» **Exercise**
Copy the records line for line, starting at their first line and ending after the line that contains "rank-number: 1 <box>180 217 186 223</box>".

[Layout annotation records]
━━━
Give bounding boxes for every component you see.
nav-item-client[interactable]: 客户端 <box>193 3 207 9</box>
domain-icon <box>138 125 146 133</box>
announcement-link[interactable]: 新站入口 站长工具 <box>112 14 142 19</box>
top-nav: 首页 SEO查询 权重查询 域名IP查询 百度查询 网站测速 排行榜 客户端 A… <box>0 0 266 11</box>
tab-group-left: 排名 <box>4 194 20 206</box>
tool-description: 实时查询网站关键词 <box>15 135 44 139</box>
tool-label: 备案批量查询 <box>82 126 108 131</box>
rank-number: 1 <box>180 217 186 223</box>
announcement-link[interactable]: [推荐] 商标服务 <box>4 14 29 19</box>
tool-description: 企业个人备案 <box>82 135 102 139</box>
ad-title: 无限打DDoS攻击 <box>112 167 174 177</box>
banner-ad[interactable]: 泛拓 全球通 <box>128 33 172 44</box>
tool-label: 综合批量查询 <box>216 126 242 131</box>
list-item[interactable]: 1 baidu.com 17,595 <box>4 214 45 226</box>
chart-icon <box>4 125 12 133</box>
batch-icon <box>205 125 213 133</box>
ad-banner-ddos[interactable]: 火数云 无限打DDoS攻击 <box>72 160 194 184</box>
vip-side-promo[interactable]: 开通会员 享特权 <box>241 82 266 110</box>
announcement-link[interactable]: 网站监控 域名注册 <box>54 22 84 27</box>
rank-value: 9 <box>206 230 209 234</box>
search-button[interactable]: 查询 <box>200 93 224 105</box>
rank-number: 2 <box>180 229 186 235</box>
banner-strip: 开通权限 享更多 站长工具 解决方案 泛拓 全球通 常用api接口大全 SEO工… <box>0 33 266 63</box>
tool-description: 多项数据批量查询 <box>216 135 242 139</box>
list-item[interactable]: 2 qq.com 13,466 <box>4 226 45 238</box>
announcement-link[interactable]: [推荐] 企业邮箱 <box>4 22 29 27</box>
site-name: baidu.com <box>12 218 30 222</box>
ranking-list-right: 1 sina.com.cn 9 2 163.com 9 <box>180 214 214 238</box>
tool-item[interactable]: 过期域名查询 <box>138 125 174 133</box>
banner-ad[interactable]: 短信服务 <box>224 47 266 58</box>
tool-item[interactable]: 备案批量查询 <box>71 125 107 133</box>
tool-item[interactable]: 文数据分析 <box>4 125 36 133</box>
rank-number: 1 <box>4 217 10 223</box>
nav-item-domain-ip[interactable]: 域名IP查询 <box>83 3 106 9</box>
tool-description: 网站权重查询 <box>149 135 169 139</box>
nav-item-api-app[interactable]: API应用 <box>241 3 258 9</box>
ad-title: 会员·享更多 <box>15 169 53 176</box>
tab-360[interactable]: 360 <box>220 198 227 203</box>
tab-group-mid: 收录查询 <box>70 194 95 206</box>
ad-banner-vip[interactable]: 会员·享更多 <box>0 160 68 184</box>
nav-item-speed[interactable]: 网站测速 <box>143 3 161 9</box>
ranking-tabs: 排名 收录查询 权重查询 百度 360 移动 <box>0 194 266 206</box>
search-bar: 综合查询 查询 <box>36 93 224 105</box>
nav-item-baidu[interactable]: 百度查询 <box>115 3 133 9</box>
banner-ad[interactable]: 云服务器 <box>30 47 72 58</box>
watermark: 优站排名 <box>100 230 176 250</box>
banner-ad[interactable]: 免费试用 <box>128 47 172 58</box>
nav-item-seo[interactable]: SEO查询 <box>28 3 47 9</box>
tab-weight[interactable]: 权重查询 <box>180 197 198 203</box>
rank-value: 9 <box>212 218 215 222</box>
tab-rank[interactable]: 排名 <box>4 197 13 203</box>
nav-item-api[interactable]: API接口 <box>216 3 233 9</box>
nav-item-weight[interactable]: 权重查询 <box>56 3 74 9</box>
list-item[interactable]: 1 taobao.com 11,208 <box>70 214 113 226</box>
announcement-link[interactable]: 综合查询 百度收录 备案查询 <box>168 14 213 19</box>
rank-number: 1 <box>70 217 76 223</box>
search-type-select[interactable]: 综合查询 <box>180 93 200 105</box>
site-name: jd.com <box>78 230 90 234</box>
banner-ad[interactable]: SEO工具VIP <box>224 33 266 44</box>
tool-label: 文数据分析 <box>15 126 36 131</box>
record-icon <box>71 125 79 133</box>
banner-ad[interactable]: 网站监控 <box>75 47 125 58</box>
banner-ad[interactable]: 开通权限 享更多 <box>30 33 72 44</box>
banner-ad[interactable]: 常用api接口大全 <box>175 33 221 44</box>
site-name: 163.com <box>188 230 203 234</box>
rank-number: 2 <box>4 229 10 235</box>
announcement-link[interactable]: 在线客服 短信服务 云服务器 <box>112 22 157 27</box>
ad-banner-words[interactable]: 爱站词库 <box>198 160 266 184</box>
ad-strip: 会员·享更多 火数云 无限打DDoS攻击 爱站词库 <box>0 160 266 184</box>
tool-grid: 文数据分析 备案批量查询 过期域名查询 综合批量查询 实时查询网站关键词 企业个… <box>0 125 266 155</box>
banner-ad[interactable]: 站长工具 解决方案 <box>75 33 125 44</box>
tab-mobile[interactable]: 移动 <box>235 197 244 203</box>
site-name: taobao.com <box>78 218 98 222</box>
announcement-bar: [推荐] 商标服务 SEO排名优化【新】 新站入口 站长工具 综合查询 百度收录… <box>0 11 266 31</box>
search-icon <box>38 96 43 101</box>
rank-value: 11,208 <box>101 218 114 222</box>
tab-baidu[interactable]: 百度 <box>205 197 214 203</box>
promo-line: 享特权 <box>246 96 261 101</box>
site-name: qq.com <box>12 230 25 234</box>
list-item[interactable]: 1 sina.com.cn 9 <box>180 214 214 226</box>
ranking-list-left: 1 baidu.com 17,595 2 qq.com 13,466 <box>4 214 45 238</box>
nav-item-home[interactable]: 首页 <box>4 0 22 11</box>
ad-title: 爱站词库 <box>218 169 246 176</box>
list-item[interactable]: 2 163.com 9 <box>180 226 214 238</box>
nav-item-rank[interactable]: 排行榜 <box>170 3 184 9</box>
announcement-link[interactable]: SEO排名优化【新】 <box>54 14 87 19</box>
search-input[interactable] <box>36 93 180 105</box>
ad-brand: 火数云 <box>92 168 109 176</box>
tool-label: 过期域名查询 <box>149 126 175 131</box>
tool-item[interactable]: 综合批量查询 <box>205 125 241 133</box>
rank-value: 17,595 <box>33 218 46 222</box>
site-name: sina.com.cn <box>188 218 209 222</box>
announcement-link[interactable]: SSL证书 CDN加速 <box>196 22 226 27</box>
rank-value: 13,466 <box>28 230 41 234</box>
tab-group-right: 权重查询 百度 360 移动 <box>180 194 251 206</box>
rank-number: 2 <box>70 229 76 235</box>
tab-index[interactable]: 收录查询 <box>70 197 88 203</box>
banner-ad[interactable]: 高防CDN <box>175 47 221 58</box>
━━━
» **Full solution**
Give bounding boxes for every component you see.
nav-item-client[interactable]: 客户端 <box>193 3 207 9</box>
domain-icon <box>138 125 146 133</box>
announcement-link[interactable]: 新站入口 站长工具 <box>112 14 142 19</box>
top-nav: 首页 SEO查询 权重查询 域名IP查询 百度查询 网站测速 排行榜 客户端 A… <box>0 0 266 11</box>
tab-group-left: 排名 <box>4 194 20 206</box>
tool-description: 实时查询网站关键词 <box>15 135 44 139</box>
tool-label: 备案批量查询 <box>82 126 108 131</box>
rank-number: 1 <box>180 217 186 223</box>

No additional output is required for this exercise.